#### [INSTRUCTIONS FOR THE TASK]
Count how many lines hold the string "Imprimir". Give that number alone.

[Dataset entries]
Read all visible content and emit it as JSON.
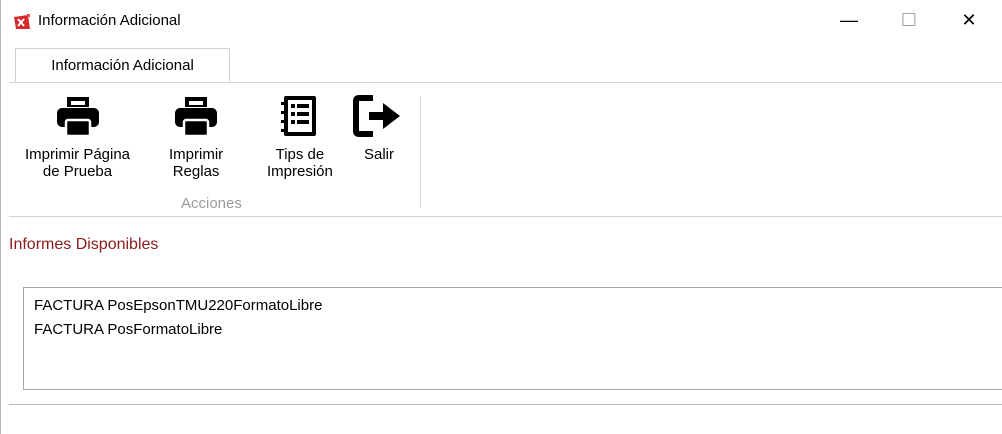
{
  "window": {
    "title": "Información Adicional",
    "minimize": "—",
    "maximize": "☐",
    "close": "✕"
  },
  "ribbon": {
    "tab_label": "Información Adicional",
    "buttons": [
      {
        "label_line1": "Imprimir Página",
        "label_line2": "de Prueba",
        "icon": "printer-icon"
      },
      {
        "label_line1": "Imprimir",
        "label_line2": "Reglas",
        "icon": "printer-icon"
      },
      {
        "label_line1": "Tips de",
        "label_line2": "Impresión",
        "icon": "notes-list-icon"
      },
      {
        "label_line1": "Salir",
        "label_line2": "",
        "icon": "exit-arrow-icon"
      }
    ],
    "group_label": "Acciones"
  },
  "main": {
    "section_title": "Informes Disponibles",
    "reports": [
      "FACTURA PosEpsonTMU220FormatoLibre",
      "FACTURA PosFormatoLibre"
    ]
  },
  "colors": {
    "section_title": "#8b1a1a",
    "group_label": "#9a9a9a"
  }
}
---
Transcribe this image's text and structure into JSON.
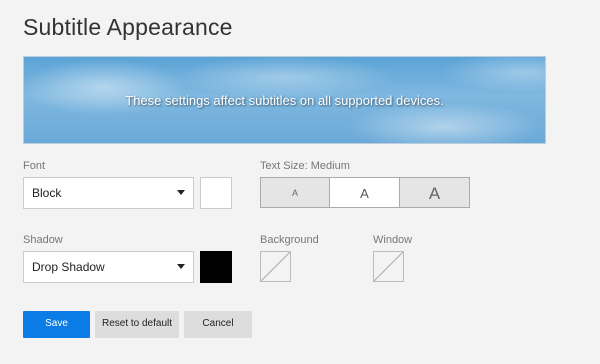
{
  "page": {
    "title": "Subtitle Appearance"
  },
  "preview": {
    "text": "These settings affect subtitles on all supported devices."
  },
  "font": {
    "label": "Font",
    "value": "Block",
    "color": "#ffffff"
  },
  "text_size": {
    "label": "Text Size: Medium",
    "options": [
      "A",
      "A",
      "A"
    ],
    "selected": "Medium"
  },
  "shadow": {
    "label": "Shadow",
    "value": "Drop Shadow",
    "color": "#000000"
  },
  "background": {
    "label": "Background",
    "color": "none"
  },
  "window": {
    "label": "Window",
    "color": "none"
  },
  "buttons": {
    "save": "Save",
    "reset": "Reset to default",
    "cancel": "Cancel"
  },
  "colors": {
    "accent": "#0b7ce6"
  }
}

#### [ANSWER IN FULL]
2